[Stored records]
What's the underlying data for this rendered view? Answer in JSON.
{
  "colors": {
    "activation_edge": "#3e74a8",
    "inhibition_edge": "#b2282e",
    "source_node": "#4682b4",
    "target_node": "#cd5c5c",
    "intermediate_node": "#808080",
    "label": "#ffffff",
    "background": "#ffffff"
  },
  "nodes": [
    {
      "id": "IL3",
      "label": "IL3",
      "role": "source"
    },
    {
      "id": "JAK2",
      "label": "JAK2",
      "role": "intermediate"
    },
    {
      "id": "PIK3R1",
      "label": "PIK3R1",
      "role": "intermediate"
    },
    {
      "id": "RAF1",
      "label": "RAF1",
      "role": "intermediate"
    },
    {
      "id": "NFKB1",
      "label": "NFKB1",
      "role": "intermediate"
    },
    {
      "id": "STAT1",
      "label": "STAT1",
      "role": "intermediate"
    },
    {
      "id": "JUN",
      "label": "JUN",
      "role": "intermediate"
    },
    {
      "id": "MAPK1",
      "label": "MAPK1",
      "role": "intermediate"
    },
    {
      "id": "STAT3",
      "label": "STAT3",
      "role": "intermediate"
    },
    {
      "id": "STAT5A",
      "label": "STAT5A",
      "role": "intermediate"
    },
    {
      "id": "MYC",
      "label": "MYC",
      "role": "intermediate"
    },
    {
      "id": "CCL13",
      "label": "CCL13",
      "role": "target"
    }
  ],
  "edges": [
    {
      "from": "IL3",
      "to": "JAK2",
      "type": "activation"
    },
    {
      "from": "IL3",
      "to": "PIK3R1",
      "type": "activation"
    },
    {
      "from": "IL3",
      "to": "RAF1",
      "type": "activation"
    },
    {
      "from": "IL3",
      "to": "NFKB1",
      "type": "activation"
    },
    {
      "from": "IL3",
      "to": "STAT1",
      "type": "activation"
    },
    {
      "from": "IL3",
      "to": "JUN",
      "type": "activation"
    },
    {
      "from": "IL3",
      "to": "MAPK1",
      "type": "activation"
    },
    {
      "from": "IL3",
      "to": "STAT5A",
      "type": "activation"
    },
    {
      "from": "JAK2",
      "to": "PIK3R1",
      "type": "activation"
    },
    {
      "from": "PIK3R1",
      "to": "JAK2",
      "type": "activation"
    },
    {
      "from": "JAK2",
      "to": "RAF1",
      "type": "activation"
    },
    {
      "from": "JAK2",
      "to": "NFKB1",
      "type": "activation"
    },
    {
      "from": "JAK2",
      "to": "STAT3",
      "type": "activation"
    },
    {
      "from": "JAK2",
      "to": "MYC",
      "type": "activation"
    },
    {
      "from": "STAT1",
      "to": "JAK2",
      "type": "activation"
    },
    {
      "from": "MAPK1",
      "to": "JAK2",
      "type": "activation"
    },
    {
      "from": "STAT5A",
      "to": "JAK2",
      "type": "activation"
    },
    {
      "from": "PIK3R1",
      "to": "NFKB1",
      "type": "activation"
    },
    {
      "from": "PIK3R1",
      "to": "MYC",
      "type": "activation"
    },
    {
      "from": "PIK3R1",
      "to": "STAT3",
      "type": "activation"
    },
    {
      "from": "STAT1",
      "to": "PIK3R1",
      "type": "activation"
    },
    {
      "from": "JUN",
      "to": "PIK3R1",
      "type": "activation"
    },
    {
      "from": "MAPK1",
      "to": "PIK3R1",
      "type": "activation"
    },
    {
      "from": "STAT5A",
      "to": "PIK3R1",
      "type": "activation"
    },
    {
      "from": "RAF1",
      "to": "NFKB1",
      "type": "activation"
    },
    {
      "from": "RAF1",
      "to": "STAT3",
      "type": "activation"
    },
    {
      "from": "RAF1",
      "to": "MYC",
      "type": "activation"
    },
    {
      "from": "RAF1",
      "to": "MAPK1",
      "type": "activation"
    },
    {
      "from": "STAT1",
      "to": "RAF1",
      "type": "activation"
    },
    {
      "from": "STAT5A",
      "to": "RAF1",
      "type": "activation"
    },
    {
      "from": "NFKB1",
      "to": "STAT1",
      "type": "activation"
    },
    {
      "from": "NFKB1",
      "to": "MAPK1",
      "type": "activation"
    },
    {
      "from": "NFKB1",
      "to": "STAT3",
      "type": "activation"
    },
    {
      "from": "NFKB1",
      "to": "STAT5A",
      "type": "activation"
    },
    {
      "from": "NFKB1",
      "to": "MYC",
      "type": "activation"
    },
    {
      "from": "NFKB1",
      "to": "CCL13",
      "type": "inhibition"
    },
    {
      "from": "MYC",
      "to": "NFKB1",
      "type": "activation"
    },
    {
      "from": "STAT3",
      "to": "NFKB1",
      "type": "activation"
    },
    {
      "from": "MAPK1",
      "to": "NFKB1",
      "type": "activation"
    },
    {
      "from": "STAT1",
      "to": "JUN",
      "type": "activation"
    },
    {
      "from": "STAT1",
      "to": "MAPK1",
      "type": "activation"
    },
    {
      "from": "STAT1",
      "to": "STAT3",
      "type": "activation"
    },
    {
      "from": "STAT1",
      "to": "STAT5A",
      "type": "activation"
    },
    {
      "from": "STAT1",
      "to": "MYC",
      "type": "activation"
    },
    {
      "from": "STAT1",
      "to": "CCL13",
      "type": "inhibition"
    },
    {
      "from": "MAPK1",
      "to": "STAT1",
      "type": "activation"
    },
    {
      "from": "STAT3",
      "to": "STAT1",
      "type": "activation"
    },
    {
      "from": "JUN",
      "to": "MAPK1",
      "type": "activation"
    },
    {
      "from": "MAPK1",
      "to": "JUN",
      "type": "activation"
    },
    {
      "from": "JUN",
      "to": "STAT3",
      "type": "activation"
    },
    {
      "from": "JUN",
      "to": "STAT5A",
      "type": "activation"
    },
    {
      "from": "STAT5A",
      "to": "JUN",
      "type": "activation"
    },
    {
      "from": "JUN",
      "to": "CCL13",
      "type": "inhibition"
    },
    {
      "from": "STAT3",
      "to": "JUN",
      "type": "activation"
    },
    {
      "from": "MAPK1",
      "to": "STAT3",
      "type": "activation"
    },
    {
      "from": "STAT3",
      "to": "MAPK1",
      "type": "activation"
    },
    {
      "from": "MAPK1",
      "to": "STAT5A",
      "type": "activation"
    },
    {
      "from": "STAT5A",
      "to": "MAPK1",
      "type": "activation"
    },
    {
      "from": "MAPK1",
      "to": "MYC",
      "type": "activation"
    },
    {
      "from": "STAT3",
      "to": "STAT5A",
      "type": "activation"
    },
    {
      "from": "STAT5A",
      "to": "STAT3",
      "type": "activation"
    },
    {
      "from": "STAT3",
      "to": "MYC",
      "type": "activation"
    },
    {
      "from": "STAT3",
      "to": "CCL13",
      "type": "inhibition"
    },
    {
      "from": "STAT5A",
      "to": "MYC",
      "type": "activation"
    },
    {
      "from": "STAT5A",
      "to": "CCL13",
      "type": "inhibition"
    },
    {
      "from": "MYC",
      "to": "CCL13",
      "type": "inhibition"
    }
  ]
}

## What this task involves
Reproduce the complete data exactly as presented above.

## The reply
What's the underlying data for this rendered view? Answer in JSON.
{
  "colors": {
    "activation_edge": "#3e74a8",
    "inhibition_edge": "#b2282e",
    "source_node": "#4682b4",
    "target_node": "#cd5c5c",
    "intermediate_node": "#808080",
    "label": "#ffffff",
    "background": "#ffffff"
  },
  "nodes": [
    {
      "id": "IL3",
      "label": "IL3",
      "role": "source"
    },
    {
      "id": "JAK2",
      "label": "JAK2",
      "role": "intermediate"
    },
    {
      "id": "PIK3R1",
      "label": "PIK3R1",
      "role": "intermediate"
    },
    {
      "id": "RAF1",
      "label": "RAF1",
      "role": "intermediate"
    },
    {
      "id": "NFKB1",
      "label": "NFKB1",
      "role": "intermediate"
    },
    {
      "id": "STAT1",
      "label": "STAT1",
      "role": "intermediate"
    },
    {
      "id": "JUN",
      "label": "JUN",
      "role": "intermediate"
    },
    {
      "id": "MAPK1",
      "label": "MAPK1",
      "role": "intermediate"
    },
    {
      "id": "STAT3",
      "label": "STAT3",
      "role": "intermediate"
    },
    {
      "id": "STAT5A",
      "label": "STAT5A",
      "role": "intermediate"
    },
    {
      "id": "MYC",
      "label": "MYC",
      "role": "intermediate"
    },
    {
      "id": "CCL13",
      "label": "CCL13",
      "role": "target"
    }
  ],
  "edges": [
    {
      "from": "IL3",
      "to": "JAK2",
      "type": "activation"
    },
    {
      "from": "IL3",
      "to": "PIK3R1",
      "type": "activation"
    },
    {
      "from": "IL3",
      "to": "RAF1",
      "type": "activation"
    },
    {
      "from": "IL3",
      "to": "NFKB1",
      "type": "activation"
    },
    {
      "from": "IL3",
      "to": "STAT1",
      "type": "activation"
    },
    {
      "from": "IL3",
      "to": "JUN",
      "type": "activation"
    },
    {
      "from": "IL3",
      "to": "MAPK1",
      "type": "activation"
    },
    {
      "from": "IL3",
      "to": "STAT5A",
      "type": "activation"
    },
    {
      "from": "JAK2",
      "to": "PIK3R1",
      "type": "activation"
    },
    {
      "from": "PIK3R1",
      "to": "JAK2",
      "type": "activation"
    },
    {
      "from": "JAK2",
      "to": "RAF1",
      "type": "activation"
    },
    {
      "from": "JAK2",
      "to": "NFKB1",
      "type": "activation"
    },
    {
      "from": "JAK2",
      "to": "STAT3",
      "type": "activation"
    },
    {
      "from": "JAK2",
      "to": "MYC",
      "type": "activation"
    },
    {
      "from": "STAT1",
      "to": "JAK2",
      "type": "activation"
    },
    {
      "from": "MAPK1",
      "to": "JAK2",
      "type": "activation"
    },
    {
      "from": "STAT5A",
      "to": "JAK2",
      "type": "activation"
    },
    {
      "from": "PIK3R1",
      "to": "NFKB1",
      "type": "activation"
    },
    {
      "from": "PIK3R1",
      "to": "MYC",
      "type": "activation"
    },
    {
      "from": "PIK3R1",
      "to": "STAT3",
      "type": "activation"
    },
    {
      "from": "STAT1",
      "to": "PIK3R1",
      "type": "activation"
    },
    {
      "from": "JUN",
      "to": "PIK3R1",
      "type": "activation"
    },
    {
      "from": "MAPK1",
      "to": "PIK3R1",
      "type": "activation"
    },
    {
      "from": "STAT5A",
      "to": "PIK3R1",
      "type": "activation"
    },
    {
      "from": "RAF1",
      "to": "NFKB1",
      "type": "activation"
    },
    {
      "from": "RAF1",
      "to": "STAT3",
      "type": "activation"
    },
    {
      "from": "RAF1",
      "to": "MYC",
      "type": "activation"
    },
    {
      "from": "RAF1",
      "to": "MAPK1",
      "type": "activation"
    },
    {
      "from": "STAT1",
      "to": "RAF1",
      "type": "activation"
    },
    {
      "from": "STAT5A",
      "to": "RAF1",
      "type": "activation"
    },
    {
      "from": "NFKB1",
      "to": "STAT1",
      "type": "activation"
    },
    {
      "from": "NFKB1",
      "to": "MAPK1",
      "type": "activation"
    },
    {
      "from": "NFKB1",
      "to": "STAT3",
      "type": "activation"
    },
    {
      "from": "NFKB1",
      "to": "STAT5A",
      "type": "activation"
    },
    {
      "from": "NFKB1",
      "to": "MYC",
      "type": "activation"
    },
    {
      "from": "NFKB1",
      "to": "CCL13",
      "type": "inhibition"
    },
    {
      "from": "MYC",
      "to": "NFKB1",
      "type": "activation"
    },
    {
      "from": "STAT3",
      "to": "NFKB1",
      "type": "activation"
    },
    {
      "from": "MAPK1",
      "to": "NFKB1",
      "type": "activation"
    },
    {
      "from": "STAT1",
      "to": "JUN",
      "type": "activation"
    },
    {
      "from": "STAT1",
      "to": "MAPK1",
      "type": "activation"
    },
    {
      "from": "STAT1",
      "to": "STAT3",
      "type": "activation"
    },
    {
      "from": "STAT1",
      "to": "STAT5A",
      "type": "activation"
    },
    {
      "from": "STAT1",
      "to": "MYC",
      "type": "activation"
    },
    {
      "from": "STAT1",
      "to": "CCL13",
      "type": "inhibition"
    },
    {
      "from": "MAPK1",
      "to": "STAT1",
      "type": "activation"
    },
    {
      "from": "STAT3",
      "to": "STAT1",
      "type": "activation"
    },
    {
      "from": "JUN",
      "to": "MAPK1",
      "type": "activation"
    },
    {
      "from": "MAPK1",
      "to": "JUN",
      "type": "activation"
    },
    {
      "from": "JUN",
      "to": "STAT3",
      "type": "activation"
    },
    {
      "from": "JUN",
      "to": "STAT5A",
      "type": "activation"
    },
    {
      "from": "STAT5A",
      "to": "JUN",
      "type": "activation"
    },
    {
      "from": "JUN",
      "to": "CCL13",
      "type": "inhibition"
    },
    {
      "from": "STAT3",
      "to": "JUN",
      "type": "activation"
    },
    {
      "from": "MAPK1",
      "to": "STAT3",
      "type": "activation"
    },
    {
      "from": "STAT3",
      "to": "MAPK1",
      "type": "activation"
    },
    {
      "from": "MAPK1",
      "to": "STAT5A",
      "type": "activation"
    },
    {
      "from": "STAT5A",
      "to": "MAPK1",
      "type": "activation"
    },
    {
      "from": "MAPK1",
      "to": "MYC",
      "type": "activation"
    },
    {
      "from": "STAT3",
      "to": "STAT5A",
      "type": "activation"
    },
    {
      "from": "STAT5A",
      "to": "STAT3",
      "type": "activation"
    },
    {
      "from": "STAT3",
      "to": "MYC",
      "type": "activation"
    },
    {
      "from": "STAT3",
      "to": "CCL13",
      "type": "inhibition"
    },
    {
      "from": "STAT5A",
      "to": "MYC",
      "type": "activation"
    },
    {
      "from": "STAT5A",
      "to": "CCL13",
      "type": "inhibition"
    },
    {
      "from": "MYC",
      "to": "CCL13",
      "type": "inhibition"
    }
  ]
}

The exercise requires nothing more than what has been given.